Task input:
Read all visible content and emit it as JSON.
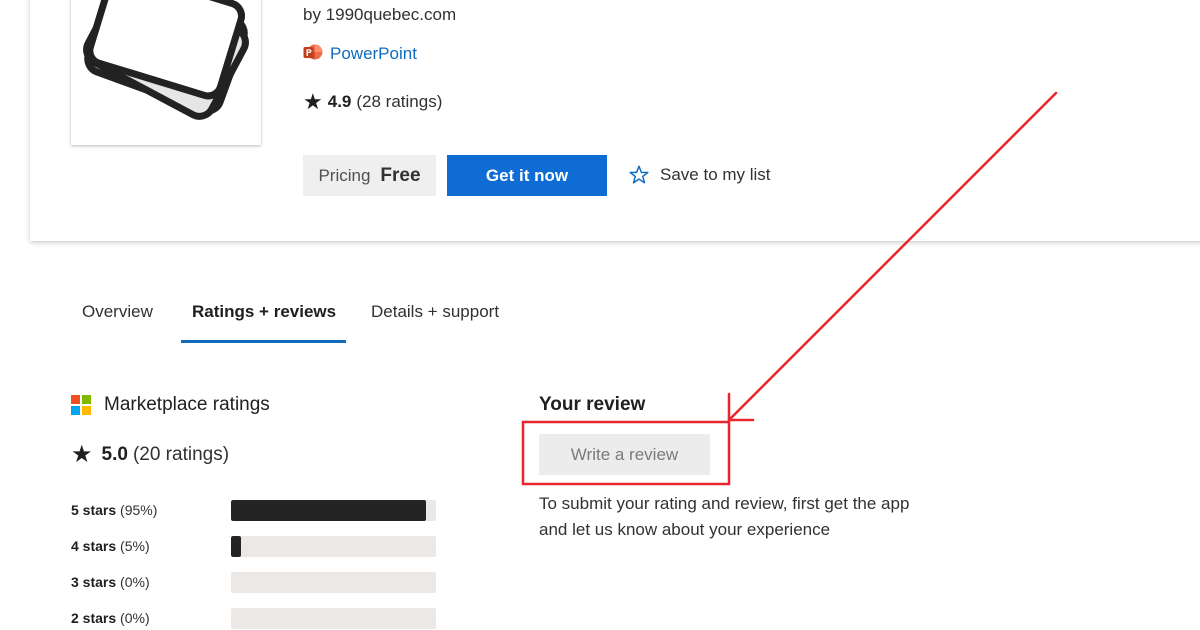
{
  "app": {
    "publisher": "by 1990quebec.com",
    "product_name": "PowerPoint",
    "rating_value": "4.9",
    "rating_count": "(28 ratings)",
    "pricing_label": "Pricing",
    "pricing_value": "Free",
    "get_button_label": "Get it now",
    "save_label": "Save to my list"
  },
  "tabs": [
    {
      "label": "Overview",
      "active": false
    },
    {
      "label": "Ratings + reviews",
      "active": true
    },
    {
      "label": "Details + support",
      "active": false
    }
  ],
  "marketplace_ratings": {
    "title": "Marketplace ratings",
    "overall_value": "5.0",
    "overall_count": "(20 ratings)",
    "breakdown": [
      {
        "stars_label": "5 stars",
        "percent_label": "(95%)",
        "fraction": 0.95
      },
      {
        "stars_label": "4 stars",
        "percent_label": "(5%)",
        "fraction": 0.05
      },
      {
        "stars_label": "3 stars",
        "percent_label": "(0%)",
        "fraction": 0.0
      },
      {
        "stars_label": "2 stars",
        "percent_label": "(0%)",
        "fraction": 0.0
      }
    ]
  },
  "your_review": {
    "title": "Your review",
    "write_button_label": "Write a review",
    "hint": "To submit your rating and review, first get the app and let us know about your experience"
  },
  "icons": {
    "rating_star": "star-icon",
    "save_star": "star-outline-icon",
    "product": "powerpoint-icon",
    "brand": "microsoft-logo-icon"
  },
  "colors": {
    "accent": "#0f6cd4",
    "link": "#0f6cbd",
    "annotation": "#e8262b",
    "bar_fill": "#242424",
    "bar_track": "#ebe8e5"
  }
}
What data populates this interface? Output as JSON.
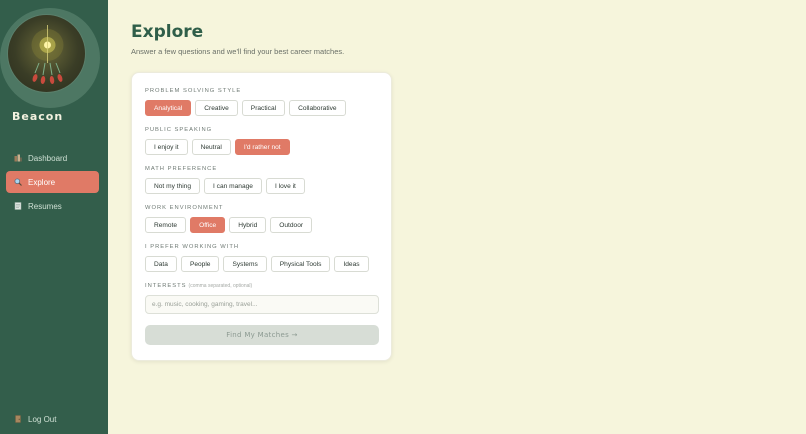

Directions: Each entry gets copied exactly; the pictures stay out.

Answer to the task:
Read all visible content and emit it as JSON.
{
  "app": {
    "publisher": "by 1990quebec.com",
    "product_name": "PowerPoint",
    "rating_value": "4.9",
    "rating_count": "(28 ratings)",
    "pricing_label": "Pricing",
    "pricing_value": "Free",
    "get_button_label": "Get it now",
    "save_label": "Save to my list"
  },
  "tabs": [
    {
      "label": "Overview",
      "active": false
    },
    {
      "label": "Ratings + reviews",
      "active": true
    },
    {
      "label": "Details + support",
      "active": false
    }
  ],
  "marketplace_ratings": {
    "title": "Marketplace ratings",
    "overall_value": "5.0",
    "overall_count": "(20 ratings)",
    "breakdown": [
      {
        "stars_label": "5 stars",
        "percent_label": "(95%)",
        "fraction": 0.95
      },
      {
        "stars_label": "4 stars",
        "percent_label": "(5%)",
        "fraction": 0.05
      },
      {
        "stars_label": "3 stars",
        "percent_label": "(0%)",
        "fraction": 0.0
      },
      {
        "stars_label": "2 stars",
        "percent_label": "(0%)",
        "fraction": 0.0
      }
    ]
  },
  "your_review": {
    "title": "Your review",
    "write_button_label": "Write a review",
    "hint": "To submit your rating and review, first get the app and let us know about your experience"
  },
  "icons": {
    "rating_star": "star-icon",
    "save_star": "star-outline-icon",
    "product": "powerpoint-icon",
    "brand": "microsoft-logo-icon"
  },
  "colors": {
    "accent": "#0f6cd4",
    "link": "#0f6cbd",
    "annotation": "#e8262b",
    "bar_fill": "#242424",
    "bar_track": "#ebe8e5"
  }
}
What data populates this interface? Output as JSON.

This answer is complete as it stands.